WHAT THE TASK ASKS: Find out how many lines of the material contain the string "battery" and give only that figure.

INPUT DATA:
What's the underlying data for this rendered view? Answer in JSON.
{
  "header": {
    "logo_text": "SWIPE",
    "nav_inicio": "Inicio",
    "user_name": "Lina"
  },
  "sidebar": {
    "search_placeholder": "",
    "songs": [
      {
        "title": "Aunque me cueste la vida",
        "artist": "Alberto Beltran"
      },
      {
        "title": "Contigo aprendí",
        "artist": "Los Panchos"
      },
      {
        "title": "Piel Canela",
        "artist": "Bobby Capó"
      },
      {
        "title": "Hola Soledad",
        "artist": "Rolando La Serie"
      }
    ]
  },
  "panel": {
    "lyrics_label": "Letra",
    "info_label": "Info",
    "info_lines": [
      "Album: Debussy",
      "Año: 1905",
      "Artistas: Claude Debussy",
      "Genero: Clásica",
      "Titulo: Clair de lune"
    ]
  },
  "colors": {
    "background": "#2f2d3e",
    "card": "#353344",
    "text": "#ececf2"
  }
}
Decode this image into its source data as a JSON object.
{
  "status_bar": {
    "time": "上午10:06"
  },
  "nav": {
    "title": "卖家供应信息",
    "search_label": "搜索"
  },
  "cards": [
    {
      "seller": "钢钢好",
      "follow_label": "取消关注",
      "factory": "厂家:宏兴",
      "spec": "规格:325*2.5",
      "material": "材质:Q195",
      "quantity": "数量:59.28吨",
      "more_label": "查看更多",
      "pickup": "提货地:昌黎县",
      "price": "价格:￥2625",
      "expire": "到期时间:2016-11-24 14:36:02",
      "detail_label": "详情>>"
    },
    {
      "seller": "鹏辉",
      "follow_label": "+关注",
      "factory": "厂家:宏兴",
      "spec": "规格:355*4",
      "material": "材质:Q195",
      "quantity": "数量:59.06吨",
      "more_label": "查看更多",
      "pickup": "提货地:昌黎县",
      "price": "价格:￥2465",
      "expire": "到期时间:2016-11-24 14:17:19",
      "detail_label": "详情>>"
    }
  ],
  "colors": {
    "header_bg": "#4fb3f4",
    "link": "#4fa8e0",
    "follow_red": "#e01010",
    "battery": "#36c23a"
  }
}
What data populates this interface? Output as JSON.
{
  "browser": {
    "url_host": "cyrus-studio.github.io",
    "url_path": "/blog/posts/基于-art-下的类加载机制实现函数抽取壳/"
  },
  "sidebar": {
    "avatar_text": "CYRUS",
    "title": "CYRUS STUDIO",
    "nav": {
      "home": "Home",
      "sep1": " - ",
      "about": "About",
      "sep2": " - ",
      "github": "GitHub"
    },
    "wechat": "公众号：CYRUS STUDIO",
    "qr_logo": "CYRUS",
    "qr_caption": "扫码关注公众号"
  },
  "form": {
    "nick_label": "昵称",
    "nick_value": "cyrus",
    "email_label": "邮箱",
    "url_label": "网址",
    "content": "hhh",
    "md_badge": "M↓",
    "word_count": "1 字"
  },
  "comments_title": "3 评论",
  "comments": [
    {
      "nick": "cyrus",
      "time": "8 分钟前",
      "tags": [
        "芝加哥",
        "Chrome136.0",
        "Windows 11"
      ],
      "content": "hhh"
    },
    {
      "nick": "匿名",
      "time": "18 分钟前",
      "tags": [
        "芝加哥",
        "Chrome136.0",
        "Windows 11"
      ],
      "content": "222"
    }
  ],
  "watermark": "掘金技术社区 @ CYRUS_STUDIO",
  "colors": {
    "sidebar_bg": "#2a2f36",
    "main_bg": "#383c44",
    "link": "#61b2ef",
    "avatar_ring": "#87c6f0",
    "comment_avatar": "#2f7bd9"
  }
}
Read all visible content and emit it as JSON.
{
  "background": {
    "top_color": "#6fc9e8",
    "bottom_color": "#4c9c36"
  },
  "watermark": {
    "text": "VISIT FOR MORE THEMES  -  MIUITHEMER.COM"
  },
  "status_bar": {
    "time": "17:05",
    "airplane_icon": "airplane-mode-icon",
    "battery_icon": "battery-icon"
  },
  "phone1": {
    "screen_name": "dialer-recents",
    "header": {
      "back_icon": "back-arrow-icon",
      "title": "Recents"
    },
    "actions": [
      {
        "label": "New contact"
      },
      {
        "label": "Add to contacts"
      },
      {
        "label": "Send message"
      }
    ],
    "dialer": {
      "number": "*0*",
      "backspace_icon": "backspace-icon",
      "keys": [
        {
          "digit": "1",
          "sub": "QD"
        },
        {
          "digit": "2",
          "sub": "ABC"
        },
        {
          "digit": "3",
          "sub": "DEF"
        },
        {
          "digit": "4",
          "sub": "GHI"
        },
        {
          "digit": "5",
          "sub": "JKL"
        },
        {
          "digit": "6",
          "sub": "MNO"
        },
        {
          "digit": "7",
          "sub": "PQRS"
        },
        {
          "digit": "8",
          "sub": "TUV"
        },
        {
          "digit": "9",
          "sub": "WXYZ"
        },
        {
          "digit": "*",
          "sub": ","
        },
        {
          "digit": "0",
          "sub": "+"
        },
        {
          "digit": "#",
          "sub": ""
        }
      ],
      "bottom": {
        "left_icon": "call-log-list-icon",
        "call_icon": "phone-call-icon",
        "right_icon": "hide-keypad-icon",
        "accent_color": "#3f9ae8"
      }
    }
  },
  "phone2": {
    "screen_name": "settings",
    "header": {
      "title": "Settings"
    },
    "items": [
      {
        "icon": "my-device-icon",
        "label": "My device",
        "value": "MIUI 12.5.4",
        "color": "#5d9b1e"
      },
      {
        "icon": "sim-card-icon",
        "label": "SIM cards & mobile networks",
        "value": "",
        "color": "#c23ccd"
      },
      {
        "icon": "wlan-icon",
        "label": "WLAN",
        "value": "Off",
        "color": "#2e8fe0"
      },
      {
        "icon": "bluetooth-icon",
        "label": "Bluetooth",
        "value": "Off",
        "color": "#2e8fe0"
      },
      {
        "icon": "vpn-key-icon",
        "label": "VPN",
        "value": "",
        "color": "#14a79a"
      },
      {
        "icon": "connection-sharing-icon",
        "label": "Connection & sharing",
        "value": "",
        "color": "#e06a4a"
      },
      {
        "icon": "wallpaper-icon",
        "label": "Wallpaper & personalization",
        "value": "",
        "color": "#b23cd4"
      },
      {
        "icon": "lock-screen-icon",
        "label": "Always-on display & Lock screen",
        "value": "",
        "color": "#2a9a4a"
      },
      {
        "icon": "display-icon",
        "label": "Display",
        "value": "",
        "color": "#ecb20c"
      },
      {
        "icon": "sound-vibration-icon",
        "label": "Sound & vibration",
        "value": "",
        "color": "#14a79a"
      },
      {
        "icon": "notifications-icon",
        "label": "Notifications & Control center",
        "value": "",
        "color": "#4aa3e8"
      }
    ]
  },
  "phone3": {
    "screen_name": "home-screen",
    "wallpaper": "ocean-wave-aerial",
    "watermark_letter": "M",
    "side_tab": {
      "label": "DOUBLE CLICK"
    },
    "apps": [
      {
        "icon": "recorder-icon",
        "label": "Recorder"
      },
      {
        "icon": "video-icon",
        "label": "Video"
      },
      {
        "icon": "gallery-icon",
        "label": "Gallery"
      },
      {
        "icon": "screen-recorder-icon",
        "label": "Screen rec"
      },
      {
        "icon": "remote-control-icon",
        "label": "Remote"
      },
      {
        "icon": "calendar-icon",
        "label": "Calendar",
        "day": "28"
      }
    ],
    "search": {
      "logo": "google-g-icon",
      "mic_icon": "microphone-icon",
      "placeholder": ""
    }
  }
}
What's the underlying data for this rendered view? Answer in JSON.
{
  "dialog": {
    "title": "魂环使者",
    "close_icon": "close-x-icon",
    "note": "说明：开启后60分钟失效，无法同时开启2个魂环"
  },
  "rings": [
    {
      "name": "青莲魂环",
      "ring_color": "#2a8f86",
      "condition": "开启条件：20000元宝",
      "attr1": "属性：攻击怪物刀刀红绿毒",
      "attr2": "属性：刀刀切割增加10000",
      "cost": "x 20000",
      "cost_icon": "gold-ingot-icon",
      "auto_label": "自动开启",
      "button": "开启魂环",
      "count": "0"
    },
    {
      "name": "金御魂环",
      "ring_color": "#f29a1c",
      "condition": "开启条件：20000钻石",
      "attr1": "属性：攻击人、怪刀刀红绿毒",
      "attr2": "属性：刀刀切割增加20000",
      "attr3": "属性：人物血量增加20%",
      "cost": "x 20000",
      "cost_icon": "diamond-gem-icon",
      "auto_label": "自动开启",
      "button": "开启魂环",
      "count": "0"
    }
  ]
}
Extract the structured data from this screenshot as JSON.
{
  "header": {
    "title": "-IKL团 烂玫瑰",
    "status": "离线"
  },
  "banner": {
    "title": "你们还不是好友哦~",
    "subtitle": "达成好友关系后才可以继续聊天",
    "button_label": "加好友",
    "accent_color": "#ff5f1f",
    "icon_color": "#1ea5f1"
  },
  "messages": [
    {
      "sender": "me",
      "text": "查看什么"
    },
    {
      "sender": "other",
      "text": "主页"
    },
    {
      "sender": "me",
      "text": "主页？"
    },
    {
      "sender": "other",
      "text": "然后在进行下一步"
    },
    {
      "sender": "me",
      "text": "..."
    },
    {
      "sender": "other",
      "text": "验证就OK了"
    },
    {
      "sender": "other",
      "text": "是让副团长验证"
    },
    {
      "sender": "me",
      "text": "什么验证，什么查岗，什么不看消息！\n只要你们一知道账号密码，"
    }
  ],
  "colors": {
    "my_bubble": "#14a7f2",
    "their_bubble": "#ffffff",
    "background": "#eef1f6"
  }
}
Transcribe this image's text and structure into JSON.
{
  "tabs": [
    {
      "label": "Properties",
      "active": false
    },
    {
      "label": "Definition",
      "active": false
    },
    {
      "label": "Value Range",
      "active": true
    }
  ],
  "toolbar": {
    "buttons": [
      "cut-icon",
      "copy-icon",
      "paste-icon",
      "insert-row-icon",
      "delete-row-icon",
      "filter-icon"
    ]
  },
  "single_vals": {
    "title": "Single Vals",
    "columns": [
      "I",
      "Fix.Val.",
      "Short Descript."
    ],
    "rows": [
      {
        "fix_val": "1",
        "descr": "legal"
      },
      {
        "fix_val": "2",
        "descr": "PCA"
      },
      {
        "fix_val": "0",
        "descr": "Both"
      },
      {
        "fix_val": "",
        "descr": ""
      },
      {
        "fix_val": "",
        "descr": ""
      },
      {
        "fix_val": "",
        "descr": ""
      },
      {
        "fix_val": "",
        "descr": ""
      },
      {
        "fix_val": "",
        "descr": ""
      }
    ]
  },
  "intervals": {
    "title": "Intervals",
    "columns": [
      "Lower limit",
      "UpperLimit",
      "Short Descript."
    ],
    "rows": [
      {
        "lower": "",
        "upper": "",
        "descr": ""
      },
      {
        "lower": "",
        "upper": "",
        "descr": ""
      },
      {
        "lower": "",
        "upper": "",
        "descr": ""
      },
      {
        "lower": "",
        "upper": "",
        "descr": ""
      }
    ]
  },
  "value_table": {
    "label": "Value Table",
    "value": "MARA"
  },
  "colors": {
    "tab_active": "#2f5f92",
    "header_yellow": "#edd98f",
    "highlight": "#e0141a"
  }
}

PROBLEM SOLUTION: 2